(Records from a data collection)
** start **

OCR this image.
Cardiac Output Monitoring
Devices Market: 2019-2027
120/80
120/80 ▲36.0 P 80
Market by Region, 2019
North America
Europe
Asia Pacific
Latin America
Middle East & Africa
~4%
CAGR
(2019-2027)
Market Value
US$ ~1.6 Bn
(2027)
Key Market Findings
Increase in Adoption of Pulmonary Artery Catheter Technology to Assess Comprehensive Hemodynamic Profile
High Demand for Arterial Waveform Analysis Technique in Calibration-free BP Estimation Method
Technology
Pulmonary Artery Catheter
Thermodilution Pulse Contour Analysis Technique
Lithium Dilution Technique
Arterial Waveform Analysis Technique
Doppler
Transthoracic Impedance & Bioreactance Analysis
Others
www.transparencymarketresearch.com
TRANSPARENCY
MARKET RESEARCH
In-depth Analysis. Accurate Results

** end **

Copy the entries above exactly, leaving none out.

OCR this image.
Cardiac Output Monitoring
Devices Market: 2019-2027
120/80
120/80 ▲36.0 P 80
Market by Region, 2019
North America
Europe
Asia Pacific
Latin America
Middle East & Africa
~4%
CAGR
(2019-2027)
Market Value
US$ ~1.6 Bn
(2027)
Key Market Findings
Increase in Adoption of Pulmonary Artery Catheter Technology to Assess Comprehensive Hemodynamic Profile
High Demand for Arterial Waveform Analysis Technique in Calibration-free BP Estimation Method
Technology
Pulmonary Artery Catheter
Thermodilution Pulse Contour Analysis Technique
Lithium Dilution Technique
Arterial Waveform Analysis Technique
Doppler
Transthoracic Impedance & Bioreactance Analysis
Others
www.transparencymarketresearch.com
TRANSPARENCY
MARKET RESEARCH
In-depth Analysis. Accurate Results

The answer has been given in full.